_STATED EXERCISE:_ Here are some records. Copy each one exactly.

_WORKING DATA:_
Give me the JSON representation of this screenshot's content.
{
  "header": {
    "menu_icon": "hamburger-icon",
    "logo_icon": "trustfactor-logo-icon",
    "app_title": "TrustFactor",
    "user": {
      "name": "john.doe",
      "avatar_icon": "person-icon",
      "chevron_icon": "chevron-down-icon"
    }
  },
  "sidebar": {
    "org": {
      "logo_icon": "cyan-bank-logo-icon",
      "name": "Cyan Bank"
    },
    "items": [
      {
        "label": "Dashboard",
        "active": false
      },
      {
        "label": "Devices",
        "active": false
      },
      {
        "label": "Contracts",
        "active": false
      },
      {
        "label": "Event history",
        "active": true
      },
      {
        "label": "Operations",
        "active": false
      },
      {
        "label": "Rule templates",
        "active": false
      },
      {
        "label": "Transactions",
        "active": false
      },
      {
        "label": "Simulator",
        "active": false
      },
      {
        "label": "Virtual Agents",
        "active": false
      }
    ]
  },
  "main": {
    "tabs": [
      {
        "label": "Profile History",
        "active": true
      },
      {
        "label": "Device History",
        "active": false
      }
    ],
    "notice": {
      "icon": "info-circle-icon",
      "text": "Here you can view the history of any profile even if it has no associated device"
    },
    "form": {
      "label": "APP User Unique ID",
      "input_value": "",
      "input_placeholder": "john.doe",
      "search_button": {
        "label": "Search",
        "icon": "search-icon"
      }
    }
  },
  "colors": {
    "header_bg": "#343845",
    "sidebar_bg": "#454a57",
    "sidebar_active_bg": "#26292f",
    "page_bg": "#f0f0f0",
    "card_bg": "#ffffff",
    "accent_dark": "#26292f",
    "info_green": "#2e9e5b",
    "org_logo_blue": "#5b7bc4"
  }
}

_FINISHED TASK:_
Give me the JSON representation of this screenshot's content.
{
  "header": {
    "menu_icon": "hamburger-icon",
    "logo_icon": "trustfactor-logo-icon",
    "app_title": "TrustFactor",
    "user": {
      "name": "john.doe",
      "avatar_icon": "person-icon",
      "chevron_icon": "chevron-down-icon"
    }
  },
  "sidebar": {
    "org": {
      "logo_icon": "cyan-bank-logo-icon",
      "name": "Cyan Bank"
    },
    "items": [
      {
        "label": "Dashboard",
        "active": false
      },
      {
        "label": "Devices",
        "active": false
      },
      {
        "label": "Contracts",
        "active": false
      },
      {
        "label": "Event history",
        "active": true
      },
      {
        "label": "Operations",
        "active": false
      },
      {
        "label": "Rule templates",
        "active": false
      },
      {
        "label": "Transactions",
        "active": false
      },
      {
        "label": "Simulator",
        "active": false
      },
      {
        "label": "Virtual Agents",
        "active": false
      }
    ]
  },
  "main": {
    "tabs": [
      {
        "label": "Profile History",
        "active": true
      },
      {
        "label": "Device History",
        "active": false
      }
    ],
    "notice": {
      "icon": "info-circle-icon",
      "text": "Here you can view the history of any profile even if it has no associated device"
    },
    "form": {
      "label": "APP User Unique ID",
      "input_value": "",
      "input_placeholder": "john.doe",
      "search_button": {
        "label": "Search",
        "icon": "search-icon"
      }
    }
  },
  "colors": {
    "header_bg": "#343845",
    "sidebar_bg": "#454a57",
    "sidebar_active_bg": "#26292f",
    "page_bg": "#f0f0f0",
    "card_bg": "#ffffff",
    "accent_dark": "#26292f",
    "info_green": "#2e9e5b",
    "org_logo_blue": "#5b7bc4"
  }
}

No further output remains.